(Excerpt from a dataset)

^^^^^^^^

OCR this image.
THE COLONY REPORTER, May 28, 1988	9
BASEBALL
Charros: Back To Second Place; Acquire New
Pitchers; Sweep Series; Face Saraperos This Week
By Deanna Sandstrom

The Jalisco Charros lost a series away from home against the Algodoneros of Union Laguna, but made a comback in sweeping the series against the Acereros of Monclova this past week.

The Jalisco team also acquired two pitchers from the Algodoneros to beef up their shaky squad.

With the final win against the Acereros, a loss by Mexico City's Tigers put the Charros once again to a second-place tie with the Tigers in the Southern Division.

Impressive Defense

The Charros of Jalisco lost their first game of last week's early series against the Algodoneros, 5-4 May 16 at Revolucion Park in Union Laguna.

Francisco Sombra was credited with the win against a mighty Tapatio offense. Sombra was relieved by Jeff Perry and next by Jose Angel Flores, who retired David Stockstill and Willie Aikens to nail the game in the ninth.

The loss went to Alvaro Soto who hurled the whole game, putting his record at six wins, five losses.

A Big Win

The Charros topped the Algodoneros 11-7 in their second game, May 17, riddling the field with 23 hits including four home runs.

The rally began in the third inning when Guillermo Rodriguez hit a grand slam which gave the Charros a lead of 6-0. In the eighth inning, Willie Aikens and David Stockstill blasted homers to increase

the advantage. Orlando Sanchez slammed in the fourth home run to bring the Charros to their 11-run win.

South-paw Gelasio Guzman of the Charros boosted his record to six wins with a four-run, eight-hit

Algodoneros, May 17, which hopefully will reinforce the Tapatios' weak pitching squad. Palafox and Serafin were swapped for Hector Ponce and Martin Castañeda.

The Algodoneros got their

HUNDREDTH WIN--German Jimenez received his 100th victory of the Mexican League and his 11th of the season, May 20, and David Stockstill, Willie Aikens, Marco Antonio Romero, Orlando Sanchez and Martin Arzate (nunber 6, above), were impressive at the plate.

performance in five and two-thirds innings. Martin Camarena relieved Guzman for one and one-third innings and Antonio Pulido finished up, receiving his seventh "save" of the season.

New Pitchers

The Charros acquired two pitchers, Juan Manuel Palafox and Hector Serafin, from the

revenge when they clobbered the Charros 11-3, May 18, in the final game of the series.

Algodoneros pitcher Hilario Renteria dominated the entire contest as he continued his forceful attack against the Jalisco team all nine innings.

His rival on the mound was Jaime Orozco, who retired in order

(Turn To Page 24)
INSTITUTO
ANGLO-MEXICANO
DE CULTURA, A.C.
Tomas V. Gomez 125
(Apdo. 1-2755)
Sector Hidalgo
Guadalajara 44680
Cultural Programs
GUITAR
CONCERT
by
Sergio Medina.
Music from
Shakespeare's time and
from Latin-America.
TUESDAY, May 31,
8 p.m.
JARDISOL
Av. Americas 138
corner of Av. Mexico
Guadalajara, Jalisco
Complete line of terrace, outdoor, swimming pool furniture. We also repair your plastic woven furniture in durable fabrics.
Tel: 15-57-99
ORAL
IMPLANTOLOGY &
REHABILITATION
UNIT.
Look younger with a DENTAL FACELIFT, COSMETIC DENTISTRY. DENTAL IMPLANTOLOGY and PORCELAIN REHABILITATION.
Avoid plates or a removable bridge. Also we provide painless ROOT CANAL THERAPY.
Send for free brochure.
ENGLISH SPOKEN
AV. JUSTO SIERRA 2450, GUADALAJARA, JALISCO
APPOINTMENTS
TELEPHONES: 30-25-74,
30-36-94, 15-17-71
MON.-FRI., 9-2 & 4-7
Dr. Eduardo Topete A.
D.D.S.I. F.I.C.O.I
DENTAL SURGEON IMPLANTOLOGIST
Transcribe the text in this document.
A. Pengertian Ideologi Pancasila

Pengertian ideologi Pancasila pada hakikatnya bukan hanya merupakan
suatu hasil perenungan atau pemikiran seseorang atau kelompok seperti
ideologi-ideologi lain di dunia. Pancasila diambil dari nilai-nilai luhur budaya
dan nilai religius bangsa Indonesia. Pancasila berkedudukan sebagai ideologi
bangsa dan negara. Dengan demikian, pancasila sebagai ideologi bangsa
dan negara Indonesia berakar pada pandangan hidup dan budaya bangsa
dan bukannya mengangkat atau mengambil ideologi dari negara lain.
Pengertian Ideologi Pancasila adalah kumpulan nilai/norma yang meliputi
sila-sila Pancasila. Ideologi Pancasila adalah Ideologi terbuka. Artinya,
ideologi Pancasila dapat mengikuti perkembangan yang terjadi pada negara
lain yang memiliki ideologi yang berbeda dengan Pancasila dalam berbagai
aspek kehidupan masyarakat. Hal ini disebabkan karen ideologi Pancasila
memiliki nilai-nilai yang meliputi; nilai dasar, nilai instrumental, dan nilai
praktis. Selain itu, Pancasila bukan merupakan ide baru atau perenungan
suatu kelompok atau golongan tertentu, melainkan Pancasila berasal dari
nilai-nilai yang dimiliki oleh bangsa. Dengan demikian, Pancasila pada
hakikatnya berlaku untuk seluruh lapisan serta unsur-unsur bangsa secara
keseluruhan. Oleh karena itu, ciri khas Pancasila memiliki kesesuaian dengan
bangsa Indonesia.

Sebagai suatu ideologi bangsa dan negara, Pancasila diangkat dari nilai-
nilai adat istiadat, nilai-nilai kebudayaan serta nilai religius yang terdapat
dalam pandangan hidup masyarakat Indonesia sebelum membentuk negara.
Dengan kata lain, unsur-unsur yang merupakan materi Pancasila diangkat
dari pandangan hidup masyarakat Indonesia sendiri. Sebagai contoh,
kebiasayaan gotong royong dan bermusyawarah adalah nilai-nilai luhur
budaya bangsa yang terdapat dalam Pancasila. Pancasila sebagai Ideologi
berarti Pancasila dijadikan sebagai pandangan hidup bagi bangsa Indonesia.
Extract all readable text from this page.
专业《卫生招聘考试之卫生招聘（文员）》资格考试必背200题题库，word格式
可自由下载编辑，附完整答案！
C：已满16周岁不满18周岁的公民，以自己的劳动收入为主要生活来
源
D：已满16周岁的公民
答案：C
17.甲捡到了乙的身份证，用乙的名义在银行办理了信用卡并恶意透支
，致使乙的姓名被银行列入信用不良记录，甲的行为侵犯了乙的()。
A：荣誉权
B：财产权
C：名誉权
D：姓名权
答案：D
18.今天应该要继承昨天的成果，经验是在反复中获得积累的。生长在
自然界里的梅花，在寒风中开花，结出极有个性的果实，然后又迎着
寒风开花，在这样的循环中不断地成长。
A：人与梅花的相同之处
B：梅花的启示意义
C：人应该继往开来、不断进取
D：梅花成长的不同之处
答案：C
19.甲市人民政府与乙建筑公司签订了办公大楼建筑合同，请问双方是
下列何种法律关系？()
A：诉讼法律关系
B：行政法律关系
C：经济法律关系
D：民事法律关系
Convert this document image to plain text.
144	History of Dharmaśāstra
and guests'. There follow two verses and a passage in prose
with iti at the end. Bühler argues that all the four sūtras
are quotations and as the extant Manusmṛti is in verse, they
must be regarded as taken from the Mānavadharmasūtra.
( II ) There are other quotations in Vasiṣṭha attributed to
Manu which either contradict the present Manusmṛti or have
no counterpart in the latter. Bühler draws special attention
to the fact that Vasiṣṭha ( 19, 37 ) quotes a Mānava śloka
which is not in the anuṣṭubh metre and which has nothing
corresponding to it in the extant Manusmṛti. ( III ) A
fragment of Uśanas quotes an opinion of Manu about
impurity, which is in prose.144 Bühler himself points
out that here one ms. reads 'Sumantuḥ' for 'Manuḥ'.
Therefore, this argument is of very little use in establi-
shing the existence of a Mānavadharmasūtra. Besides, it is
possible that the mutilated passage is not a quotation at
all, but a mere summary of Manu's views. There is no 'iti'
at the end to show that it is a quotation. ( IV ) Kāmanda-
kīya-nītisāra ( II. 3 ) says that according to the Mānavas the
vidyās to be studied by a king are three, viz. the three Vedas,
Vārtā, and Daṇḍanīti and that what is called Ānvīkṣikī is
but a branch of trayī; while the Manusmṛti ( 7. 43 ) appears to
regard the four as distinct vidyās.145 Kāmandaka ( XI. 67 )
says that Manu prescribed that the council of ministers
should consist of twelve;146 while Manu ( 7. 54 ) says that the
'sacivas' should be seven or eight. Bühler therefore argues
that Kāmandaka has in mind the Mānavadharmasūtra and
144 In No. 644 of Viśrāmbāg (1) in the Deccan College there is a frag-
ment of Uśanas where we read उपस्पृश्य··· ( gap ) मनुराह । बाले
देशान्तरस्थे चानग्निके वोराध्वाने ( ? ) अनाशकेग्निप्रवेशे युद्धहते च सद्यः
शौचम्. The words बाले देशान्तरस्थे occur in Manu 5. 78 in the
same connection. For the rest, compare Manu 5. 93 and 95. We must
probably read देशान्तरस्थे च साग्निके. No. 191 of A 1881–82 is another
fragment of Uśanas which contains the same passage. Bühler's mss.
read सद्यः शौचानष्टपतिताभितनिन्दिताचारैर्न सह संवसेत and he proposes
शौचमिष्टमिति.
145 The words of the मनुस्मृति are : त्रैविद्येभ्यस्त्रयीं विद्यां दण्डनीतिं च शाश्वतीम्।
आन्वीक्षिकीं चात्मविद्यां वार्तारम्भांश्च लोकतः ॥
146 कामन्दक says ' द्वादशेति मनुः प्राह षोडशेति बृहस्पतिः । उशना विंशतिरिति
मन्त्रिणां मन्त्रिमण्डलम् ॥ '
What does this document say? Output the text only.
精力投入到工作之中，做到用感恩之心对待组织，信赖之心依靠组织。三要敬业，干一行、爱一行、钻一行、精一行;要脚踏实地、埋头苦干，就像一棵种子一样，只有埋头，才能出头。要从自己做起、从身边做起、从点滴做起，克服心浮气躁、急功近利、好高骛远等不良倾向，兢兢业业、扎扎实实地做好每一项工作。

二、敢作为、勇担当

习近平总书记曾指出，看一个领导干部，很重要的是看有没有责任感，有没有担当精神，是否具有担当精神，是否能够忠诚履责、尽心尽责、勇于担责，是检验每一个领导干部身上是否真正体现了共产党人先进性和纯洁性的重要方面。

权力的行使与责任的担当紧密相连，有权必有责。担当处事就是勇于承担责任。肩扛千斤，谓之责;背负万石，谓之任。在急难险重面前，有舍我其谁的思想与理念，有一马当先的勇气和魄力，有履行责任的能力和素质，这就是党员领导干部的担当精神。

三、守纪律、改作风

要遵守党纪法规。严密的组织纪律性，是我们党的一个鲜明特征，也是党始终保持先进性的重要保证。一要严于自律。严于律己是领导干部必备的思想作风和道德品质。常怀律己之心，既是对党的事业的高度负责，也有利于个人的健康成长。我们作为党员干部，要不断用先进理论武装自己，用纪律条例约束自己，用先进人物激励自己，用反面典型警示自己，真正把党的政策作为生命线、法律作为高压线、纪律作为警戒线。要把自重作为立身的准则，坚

^^^^^^^^

▶ **PROBLEM**
Gather up the lines that contain the word "text".

▶ **ANSWER TO THIS EXERCISE**
Transcribe the text in this document.
Extract all readable text from this page.
Convert this document image to plain text.
What does this document say? Output the text only.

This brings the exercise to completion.